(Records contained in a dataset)
★ ★ ★ ★

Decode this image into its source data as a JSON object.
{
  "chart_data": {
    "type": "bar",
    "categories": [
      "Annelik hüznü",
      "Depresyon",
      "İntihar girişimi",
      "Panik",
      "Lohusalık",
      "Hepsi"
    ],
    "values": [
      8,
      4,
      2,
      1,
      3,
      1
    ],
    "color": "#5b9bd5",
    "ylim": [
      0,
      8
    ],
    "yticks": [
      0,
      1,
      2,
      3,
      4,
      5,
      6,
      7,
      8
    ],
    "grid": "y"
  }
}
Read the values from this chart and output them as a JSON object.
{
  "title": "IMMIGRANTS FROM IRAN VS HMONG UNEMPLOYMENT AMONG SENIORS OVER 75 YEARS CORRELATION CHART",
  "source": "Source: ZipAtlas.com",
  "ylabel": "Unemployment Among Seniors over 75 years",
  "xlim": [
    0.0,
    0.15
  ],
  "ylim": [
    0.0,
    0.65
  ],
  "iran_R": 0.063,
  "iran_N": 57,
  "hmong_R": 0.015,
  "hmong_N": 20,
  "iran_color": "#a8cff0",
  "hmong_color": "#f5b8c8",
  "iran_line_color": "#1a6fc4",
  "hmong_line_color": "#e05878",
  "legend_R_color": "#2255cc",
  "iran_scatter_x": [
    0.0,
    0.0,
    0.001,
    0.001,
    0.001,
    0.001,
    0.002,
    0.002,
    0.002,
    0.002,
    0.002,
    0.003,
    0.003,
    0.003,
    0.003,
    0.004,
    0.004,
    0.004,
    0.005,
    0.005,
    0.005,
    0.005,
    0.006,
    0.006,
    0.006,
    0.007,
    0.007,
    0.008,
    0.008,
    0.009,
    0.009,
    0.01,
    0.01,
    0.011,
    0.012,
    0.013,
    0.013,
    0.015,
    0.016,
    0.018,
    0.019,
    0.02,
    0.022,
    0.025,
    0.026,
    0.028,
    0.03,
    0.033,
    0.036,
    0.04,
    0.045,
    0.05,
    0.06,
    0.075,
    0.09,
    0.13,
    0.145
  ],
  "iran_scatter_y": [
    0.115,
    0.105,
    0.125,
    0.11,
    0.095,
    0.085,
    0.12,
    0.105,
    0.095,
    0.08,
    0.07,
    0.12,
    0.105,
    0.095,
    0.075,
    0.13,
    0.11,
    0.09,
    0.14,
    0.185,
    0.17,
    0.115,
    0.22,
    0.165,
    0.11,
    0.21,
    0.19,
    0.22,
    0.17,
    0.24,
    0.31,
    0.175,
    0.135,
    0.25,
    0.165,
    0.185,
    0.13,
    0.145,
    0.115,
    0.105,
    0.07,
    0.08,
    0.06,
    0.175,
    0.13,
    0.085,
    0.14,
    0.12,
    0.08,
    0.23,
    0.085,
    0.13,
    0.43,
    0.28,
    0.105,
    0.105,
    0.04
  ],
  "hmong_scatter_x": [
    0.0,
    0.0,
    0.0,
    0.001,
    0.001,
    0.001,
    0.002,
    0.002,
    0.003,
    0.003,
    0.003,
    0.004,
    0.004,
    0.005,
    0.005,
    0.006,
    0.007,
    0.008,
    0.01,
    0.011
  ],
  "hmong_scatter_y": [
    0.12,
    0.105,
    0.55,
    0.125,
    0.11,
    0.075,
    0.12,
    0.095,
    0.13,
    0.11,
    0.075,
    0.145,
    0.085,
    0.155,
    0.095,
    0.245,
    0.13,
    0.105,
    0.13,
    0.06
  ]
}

★ ★ ★ ★

__What you are asked to do__.
In the listing above, find the lines holding the word "source" and copy them.

__Expected output__.
Decode this image into its source data as a JSON object.
  "source": "Source: ZipAtlas.com",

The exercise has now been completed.